**Requirement:** Each entry below should be written out exactly as it is, with no pictures.

**Given records:**
▽

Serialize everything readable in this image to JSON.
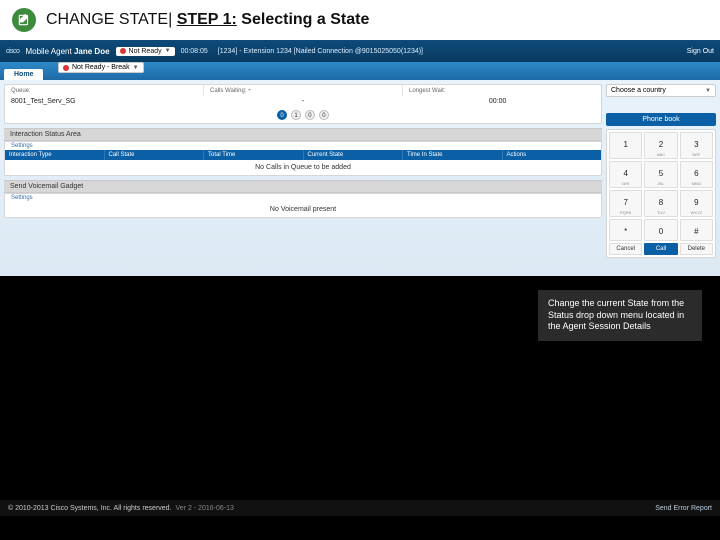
{
  "slide": {
    "title_prefix": "CHANGE STATE| ",
    "title_step": "STEP 1:",
    "title_suffix": " Selecting a State"
  },
  "topbar": {
    "vendor": "cisco",
    "agent_label": "Mobile Agent",
    "agent_name": "Jane Doe",
    "status1": "Not Ready",
    "status2": "Not Ready - Break",
    "timer": "00:08:05",
    "extension": "[1234] - Extension 1234 [Nailed Connection @9015025050(1234)]",
    "signout": "Sign Out"
  },
  "tabs": {
    "home": "Home"
  },
  "stats": {
    "queue_label": "Queue:",
    "calls_waiting_label": "Calls Waiting:",
    "calls_waiting_value": "-",
    "longest_wait_label": "Longest Wait:",
    "queue_name": "8001_Test_Serv_SG",
    "queue_waiting": "-",
    "queue_longest": "00:00"
  },
  "pills": [
    "0",
    "1",
    "0",
    "0"
  ],
  "interaction": {
    "title": "Interaction Status Area",
    "settings": "Settings",
    "cols": [
      "Interaction Type",
      "Call State",
      "Total Time",
      "Current State",
      "Time In State",
      "Actions"
    ],
    "empty": "No Calls in Queue to be added"
  },
  "voicemail": {
    "title": "Send Voicemail Gadget",
    "settings": "Settings",
    "empty": "No Voicemail present"
  },
  "dialer": {
    "dropdown": "Choose a country",
    "phonebook": "Phone book",
    "keys": [
      {
        "n": "1",
        "l": ""
      },
      {
        "n": "2",
        "l": "ABC"
      },
      {
        "n": "3",
        "l": "DEF"
      },
      {
        "n": "4",
        "l": "GHI"
      },
      {
        "n": "5",
        "l": "JKL"
      },
      {
        "n": "6",
        "l": "MNO"
      },
      {
        "n": "7",
        "l": "PQRS"
      },
      {
        "n": "8",
        "l": "TUV"
      },
      {
        "n": "9",
        "l": "WXYZ"
      },
      {
        "n": "*",
        "l": ""
      },
      {
        "n": "0",
        "l": ""
      },
      {
        "n": "#",
        "l": ""
      }
    ],
    "cancel": "Cancel",
    "call": "Call",
    "delete": "Delete"
  },
  "callout": "Change the current State from the Status drop down menu located in the Agent Session Details",
  "footer": {
    "copyright": "© 2010-2013 Cisco Systems, Inc. All rights reserved.",
    "version": "Ver 2 - 2016-06-13",
    "error_report": "Send Error Report"
  }
}
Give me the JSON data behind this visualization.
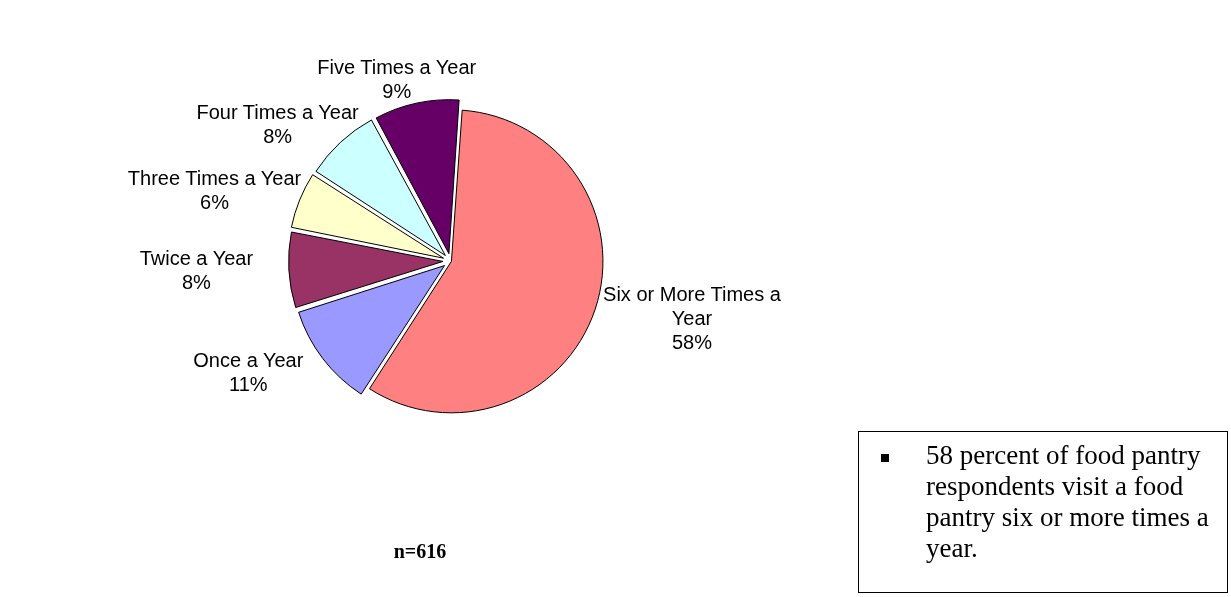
{
  "chart_data": {
    "type": "pie",
    "categories": [
      "Six or More Times a Year",
      "Once a Year",
      "Twice a Year",
      "Three Times a Year",
      "Four Times a Year",
      "Five Times a Year"
    ],
    "values": [
      58,
      11,
      8,
      6,
      8,
      9
    ],
    "colors": [
      "#ff8080",
      "#9999ff",
      "#993366",
      "#ffffcc",
      "#ccffff",
      "#660066"
    ],
    "value_labels": [
      "58%",
      "11%",
      "8%",
      "6%",
      "8%",
      "9%"
    ],
    "legend": false,
    "annotations": [
      "n=616",
      "58 percent of food pantry respondents visit a food pantry six or more times a year."
    ]
  }
}
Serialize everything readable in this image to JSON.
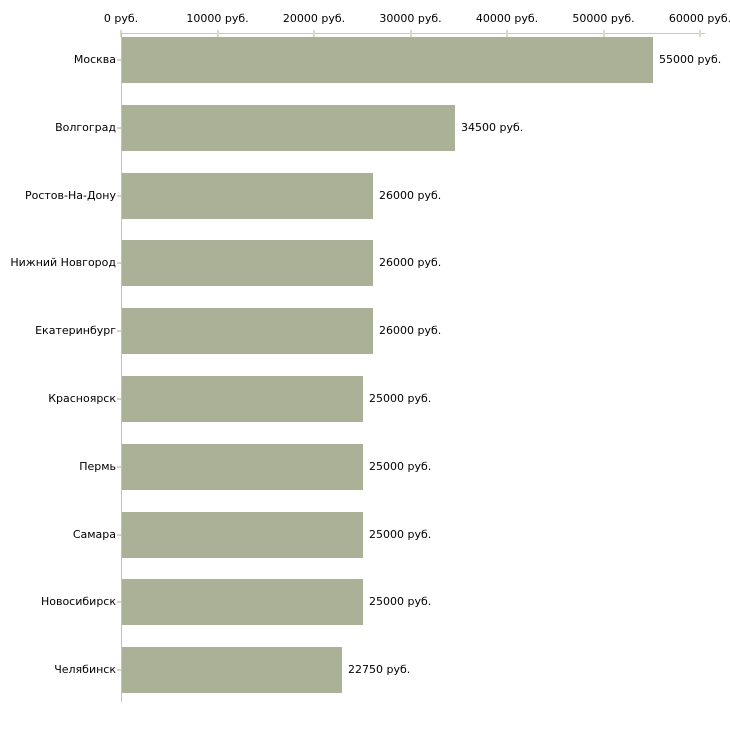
{
  "chart_data": {
    "type": "bar",
    "orientation": "horizontal",
    "title": "",
    "unit": "руб.",
    "categories": [
      "Москва",
      "Волгоград",
      "Ростов-На-Дону",
      "Нижний Новгород",
      "Екатеринбург",
      "Красноярск",
      "Пермь",
      "Самара",
      "Новосибирск",
      "Челябинск"
    ],
    "values": [
      55000,
      34500,
      26000,
      26000,
      26000,
      25000,
      25000,
      25000,
      25000,
      22750
    ],
    "value_labels": [
      "55000 руб.",
      "34500 руб.",
      "26000 руб.",
      "26000 руб.",
      "26000 руб.",
      "25000 руб.",
      "25000 руб.",
      "25000 руб.",
      "25000 руб.",
      "22750 руб."
    ],
    "x_tick_values": [
      0,
      10000,
      20000,
      30000,
      40000,
      50000,
      60000
    ],
    "x_tick_labels": [
      "0 руб.",
      "10000 руб.",
      "20000 руб.",
      "30000 руб.",
      "40000 руб.",
      "50000 руб.",
      "60000 руб."
    ],
    "xlim": [
      0,
      60000
    ],
    "grid": false,
    "legend": false,
    "axis_position": "top",
    "colors": {
      "bar": "#abb197",
      "x_axis_line": "#c8c8c8",
      "y_axis_line": "#c0c0c0",
      "tick_mark": "#d9dcc1",
      "y_tick_mark": "#d9d6c3",
      "text": "#000000",
      "background": "#ffffff"
    }
  }
}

△

**The output:**
Serialize everything readable in this image to JSON.
{
  "slide": {
    "title_prefix": "CHANGE STATE| ",
    "title_step": "STEP 1:",
    "title_suffix": " Selecting a State"
  },
  "topbar": {
    "vendor": "cisco",
    "agent_label": "Mobile Agent",
    "agent_name": "Jane Doe",
    "status1": "Not Ready",
    "status2": "Not Ready - Break",
    "timer": "00:08:05",
    "extension": "[1234] - Extension 1234 [Nailed Connection @9015025050(1234)]",
    "signout": "Sign Out"
  },
  "tabs": {
    "home": "Home"
  },
  "stats": {
    "queue_label": "Queue:",
    "calls_waiting_label": "Calls Waiting:",
    "calls_waiting_value": "-",
    "longest_wait_label": "Longest Wait:",
    "queue_name": "8001_Test_Serv_SG",
    "queue_waiting": "-",
    "queue_longest": "00:00"
  },
  "pills": [
    "0",
    "1",
    "0",
    "0"
  ],
  "interaction": {
    "title": "Interaction Status Area",
    "settings": "Settings",
    "cols": [
      "Interaction Type",
      "Call State",
      "Total Time",
      "Current State",
      "Time In State",
      "Actions"
    ],
    "empty": "No Calls in Queue to be added"
  },
  "voicemail": {
    "title": "Send Voicemail Gadget",
    "settings": "Settings",
    "empty": "No Voicemail present"
  },
  "dialer": {
    "dropdown": "Choose a country",
    "phonebook": "Phone book",
    "keys": [
      {
        "n": "1",
        "l": ""
      },
      {
        "n": "2",
        "l": "ABC"
      },
      {
        "n": "3",
        "l": "DEF"
      },
      {
        "n": "4",
        "l": "GHI"
      },
      {
        "n": "5",
        "l": "JKL"
      },
      {
        "n": "6",
        "l": "MNO"
      },
      {
        "n": "7",
        "l": "PQRS"
      },
      {
        "n": "8",
        "l": "TUV"
      },
      {
        "n": "9",
        "l": "WXYZ"
      },
      {
        "n": "*",
        "l": ""
      },
      {
        "n": "0",
        "l": ""
      },
      {
        "n": "#",
        "l": ""
      }
    ],
    "cancel": "Cancel",
    "call": "Call",
    "delete": "Delete"
  },
  "callout": "Change the current State from the Status drop down menu located in the Agent Session Details",
  "footer": {
    "copyright": "© 2010-2013 Cisco Systems, Inc. All rights reserved.",
    "version": "Ver 2 - 2016-06-13",
    "error_report": "Send Error Report"
  }
}
Give me the JSON data behind this visualization.
{
  "chart_data": {
    "type": "pie",
    "categories": [
      "Six or More Times a Year",
      "Once a Year",
      "Twice a Year",
      "Three Times a Year",
      "Four Times a Year",
      "Five Times a Year"
    ],
    "values": [
      58,
      11,
      8,
      6,
      8,
      9
    ],
    "colors": [
      "#ff8080",
      "#9999ff",
      "#993366",
      "#ffffcc",
      "#ccffff",
      "#660066"
    ],
    "value_labels": [
      "58%",
      "11%",
      "8%",
      "6%",
      "8%",
      "9%"
    ],
    "legend": false,
    "annotations": [
      "n=616",
      "58 percent of food pantry respondents visit a food pantry six or more times a year."
    ]
  }
}
Serialize everything readable in this image to JSON.
{
  "chart_data": {
    "type": "bar",
    "orientation": "horizontal",
    "title": "",
    "unit": "руб.",
    "categories": [
      "Москва",
      "Волгоград",
      "Ростов-На-Дону",
      "Нижний Новгород",
      "Екатеринбург",
      "Красноярск",
      "Пермь",
      "Самара",
      "Новосибирск",
      "Челябинск"
    ],
    "values": [
      55000,
      34500,
      26000,
      26000,
      26000,
      25000,
      25000,
      25000,
      25000,
      22750
    ],
    "value_labels": [
      "55000 руб.",
      "34500 руб.",
      "26000 руб.",
      "26000 руб.",
      "26000 руб.",
      "25000 руб.",
      "25000 руб.",
      "25000 руб.",
      "25000 руб.",
      "22750 руб."
    ],
    "x_tick_values": [
      0,
      10000,
      20000,
      30000,
      40000,
      50000,
      60000
    ],
    "x_tick_labels": [
      "0 руб.",
      "10000 руб.",
      "20000 руб.",
      "30000 руб.",
      "40000 руб.",
      "50000 руб.",
      "60000 руб."
    ],
    "xlim": [
      0,
      60000
    ],
    "grid": false,
    "legend": false,
    "axis_position": "top",
    "colors": {
      "bar": "#abb197",
      "x_axis_line": "#c8c8c8",
      "y_axis_line": "#c0c0c0",
      "tick_mark": "#d9dcc1",
      "y_tick_mark": "#d9d6c3",
      "text": "#000000",
      "background": "#ffffff"
    }
  }
}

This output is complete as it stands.